■ MATERIAL ■
══════
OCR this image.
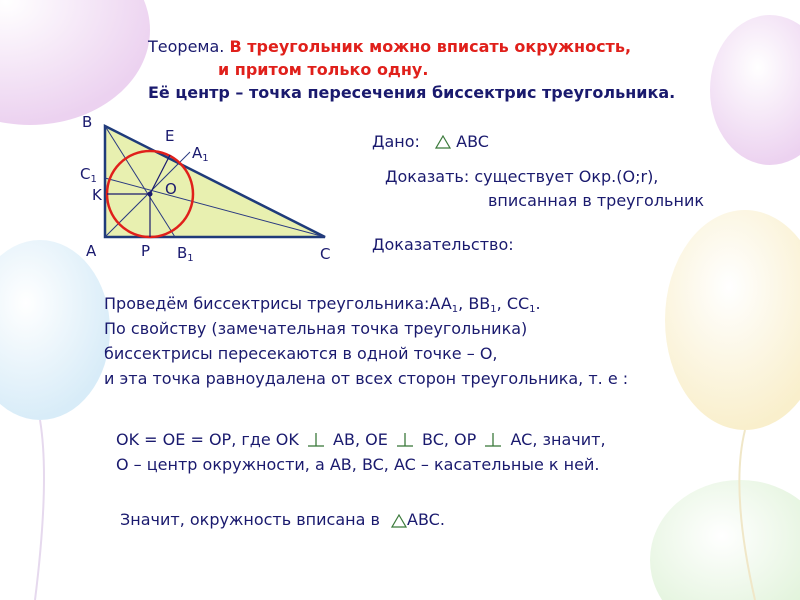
Теорема. В треугольник можно вписать окружность,
и притом только одну.
Её центр – точка пересечения биссектрис треугольника.
B
E
$A_1$
$C_1$
K	O
A	P $B_1$	C
Дано: ABC
Доказать: существует Окр.(О;r),
вписанная в треугольник
Доказательство:
Проведём биссектрисы $треугольника:AA_1$, $BB_1$, $CC_1$.
По свойству (замечательная точка треугольника)
биссектрисы пересекаются в одной точке – О,
и эта точка равноудалена от всех сторон треугольника, т. е :
OK = OE = OP, где OK AB, OE BC, OP AC, значит,
О – центр окружности, а AB, BC, AC – касательные к ней.
Значит, окружность вписана в ABC.
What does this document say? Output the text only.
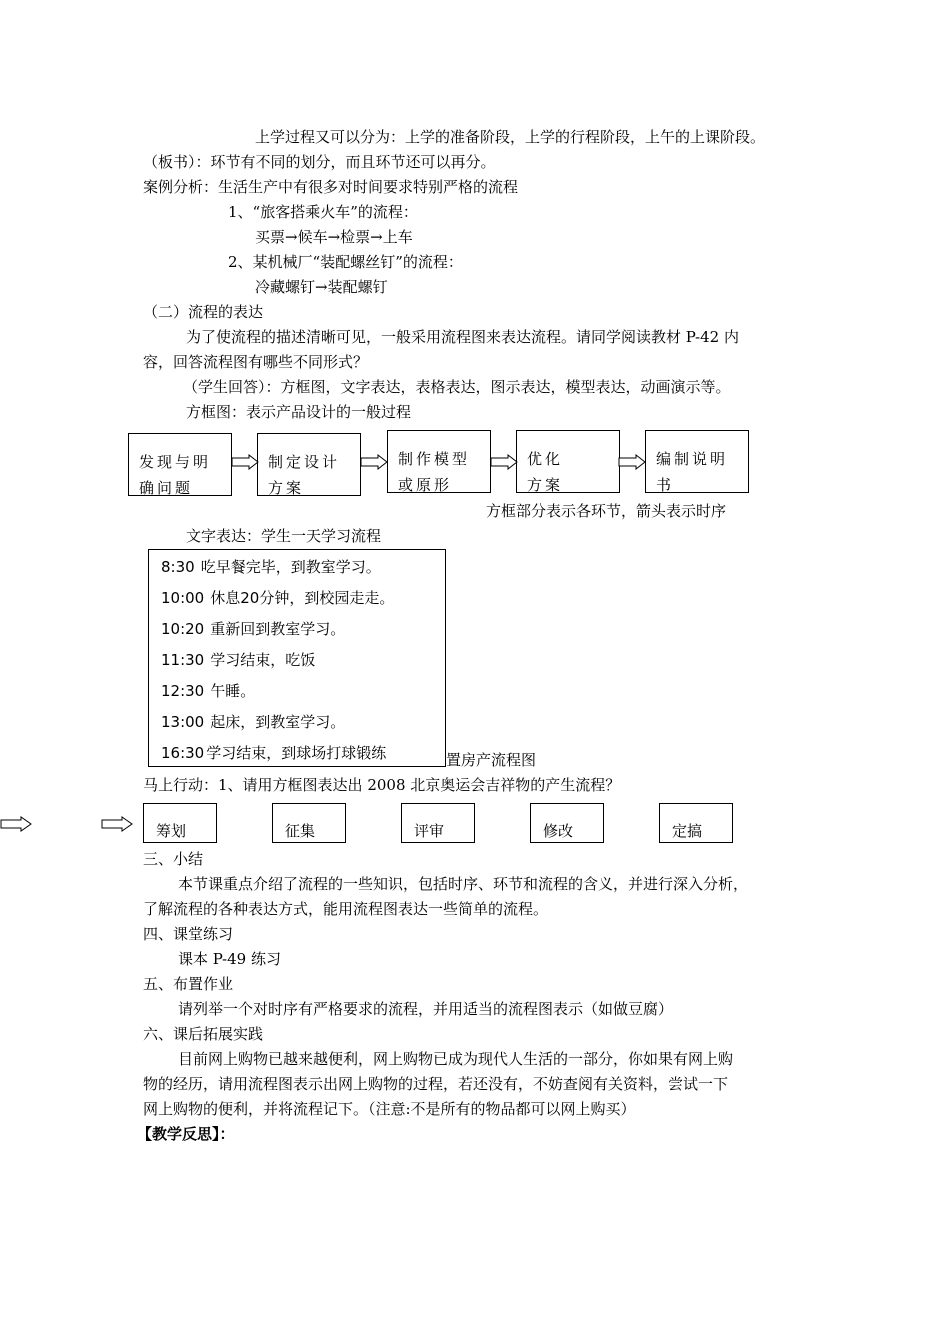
上学过程又可以分为：上学的准备阶段，上学的行程阶段，上午的上课阶段。
（板书）：环节有不同的划分，而且环节还可以再分。
案例分析：生活生产中有很多对时间要求特别严格的流程
1、“旅客搭乘火车”的流程：
买票→候车→检票→上车
2、某机械厂“装配螺丝钉”的流程：
冷藏螺钉→装配螺钉
（二）流程的表达
为了使流程的描述清晰可见，一般采用流程图来表达流程。请同学阅读教材 P-42 内
容，回答流程图有哪些不同形式？
（学生回答）：方框图，文字表达，表格表达，图示表达，模型表达，动画演示等。
方框图：表示产品设计的一般过程
发现与明
确问题
制定设计
方案
制作模型
或原形
优化
方案
编制说明
书
方框部分表示各环节，箭头表示时序
文字表达：学生一天学习流程
8:30 吃早餐完毕，到教室学习。
10:00 休息20分钟，到校园走走。
10:20 重新回到教室学习。
11:30 学习结束，吃饭
12:30 午睡。
13:00 起床，到教室学习。
16:30 学习结束，到球场打球锻练	置房产流程图
马上行动：1、请用方框图表达出 2008 北京奥运会吉祥物的产生流程？
筹划	征集	评审	修改	定搞
三、小结
本节课重点介绍了流程的一些知识，包括时序、环节和流程的含义，并进行深入分析，
了解流程的各种表达方式，能用流程图表达一些简单的流程。
四、课堂练习
课本 P-49 练习
五、布置作业
请列举一个对时序有严格要求的流程，并用适当的流程图表示（如做豆腐）
六、课后拓展实践
目前网上购物已越来越便利，网上购物已成为现代人生活的一部分，你如果有网上购
物的经历，请用流程图表示出网上购物的过程，若还没有，不妨查阅有关资料，尝试一下
网上购物的便利，并将流程记下。（注意:不是所有的物品都可以网上购买）
【教学反思】：
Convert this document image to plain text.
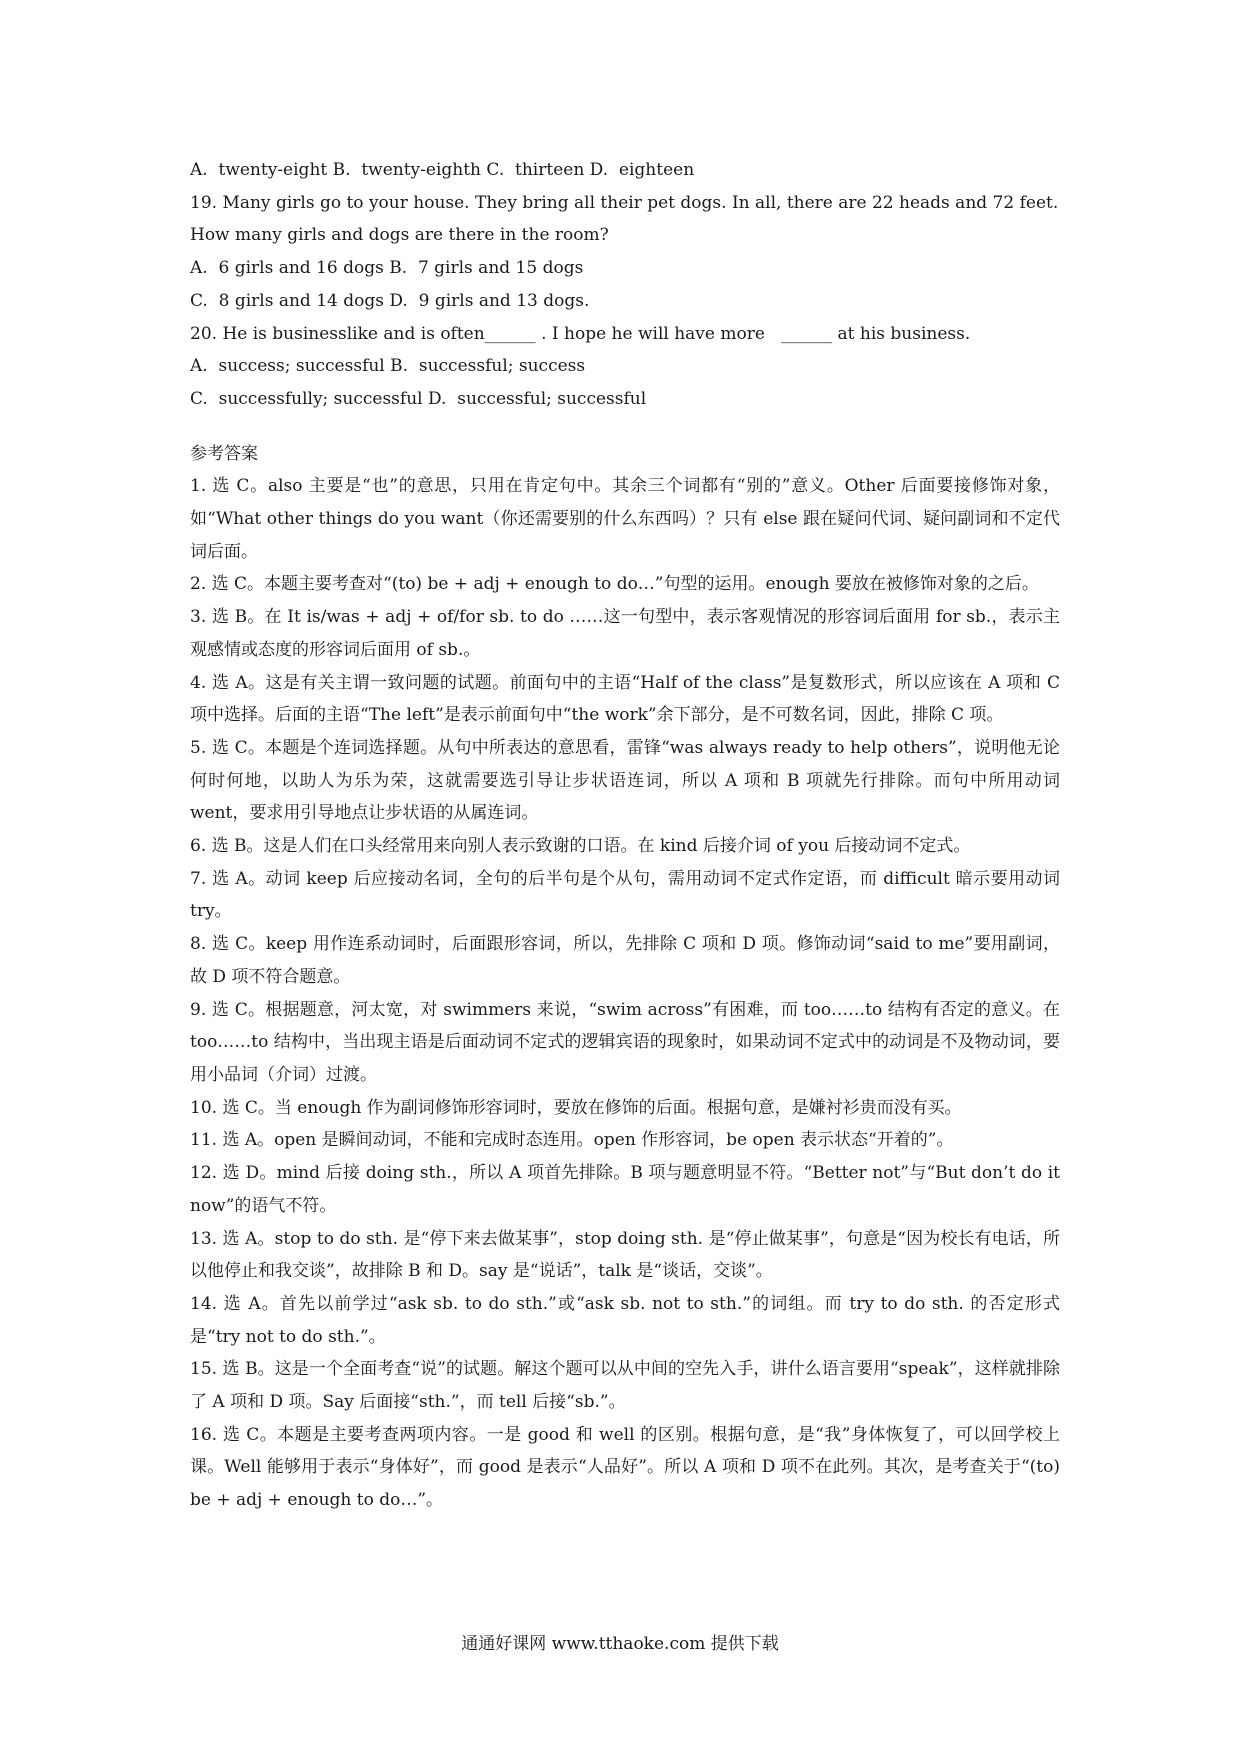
A.  twenty-eight B.  twenty-eighth C.  thirteen D.  eighteen

19. Many girls go to your house. They bring all their pet dogs. In all, there are 22 heads and 72 feet. How many girls and dogs are there in the room?

A.  6 girls and 16 dogs B.  7 girls and 15 dogs

C.  8 girls and 14 dogs D.  9 girls and 13 dogs.

20. He is businesslike and is often______ . I hope he will have more   ______ at his business.

A.  success; successful B.  successful; success

C.  successfully; successful D.  successful; successful

参考答案

1. 选 C。also 主要是“也”的意思，只用在肯定句中。其余三个词都有“别的”意义。Other 后面要接修饰对象，如“What other things do you want（你还需要别的什么东西吗）？只有 else 跟在疑问代词、疑问副词和不定代词后面。

2. 选 C。本题主要考查对“(to) be + adj + enough to do…”句型的运用。enough 要放在被修饰对象的之后。

3. 选 B。在 It is/was + adj + of/for sb. to do ……这一句型中，表示客观情况的形容词后面用 for sb.，表示主观感情或态度的形容词后面用 of sb.。

4. 选 A。这是有关主谓一致问题的试题。前面句中的主语“Half of the class”是复数形式，所以应该在 A 项和 C 项中选择。后面的主语“The left”是表示前面句中“the work”余下部分，是不可数名词，因此，排除 C 项。

5. 选 C。本题是个连词选择题。从句中所表达的意思看，雷锋“was always ready to help others”，说明他无论何时何地，以助人为乐为荣，这就需要选引导让步状语连词，所以 A 项和 B 项就先行排除。而句中所用动词 went，要求用引导地点让步状语的从属连词。

6. 选 B。这是人们在口头经常用来向别人表示致谢的口语。在 kind 后接介词 of you 后接动词不定式。

7. 选 A。动词 keep 后应接动名词，全句的后半句是个从句，需用动词不定式作定语，而 difficult 暗示要用动词 try。

8. 选 C。keep 用作连系动词时，后面跟形容词，所以，先排除 C 项和 D 项。修饰动词“said to me”要用副词，故 D 项不符合题意。

9. 选 C。根据题意，河太宽，对 swimmers 来说，“swim across”有困难，而 too……to 结构有否定的意义。在 too……to 结构中，当出现主语是后面动词不定式的逻辑宾语的现象时，如果动词不定式中的动词是不及物动词，要用小品词（介词）过渡。

10. 选 C。当 enough 作为副词修饰形容词时，要放在修饰的后面。根据句意，是嫌衬衫贵而没有买。

11. 选 A。open 是瞬间动词，不能和完成时态连用。open 作形容词，be open 表示状态“开着的”。

12. 选 D。mind 后接 doing sth.，所以 A 项首先排除。B 项与题意明显不符。“Better not”与“But don’t do it now”的语气不符。

13. 选 A。stop to do sth. 是“停下来去做某事”，stop doing sth. 是“停止做某事”，句意是“因为校长有电话，所以他停止和我交谈”，故排除 B 和 D。say 是“说话”，talk 是“谈话，交谈”。

14. 选 A。首先以前学过“ask sb. to do sth.”或“ask sb. not to sth.”的词组。而 try to do sth. 的否定形式是“try not to do sth.”。

15. 选 B。这是一个全面考查“说”的试题。解这个题可以从中间的空先入手，讲什么语言要用“speak”，这样就排除了 A 项和 D 项。Say 后面接“sth.”，而 tell 后接“sb.”。

16. 选 C。本题是主要考查两项内容。一是 good 和 well 的区别。根据句意，是“我”身体恢复了，可以回学校上课。Well 能够用于表示“身体好”，而 good 是表示“人品好”。所以 A 项和 D 项不在此列。其次，是考查关于“(to) be + adj + enough to do…”。

通通好课网 www.tthaoke.com 提供下载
══════
Across the material above, count every line holding "треугольника" and write down only the number.

■ EXERCISE ANSWER ■
4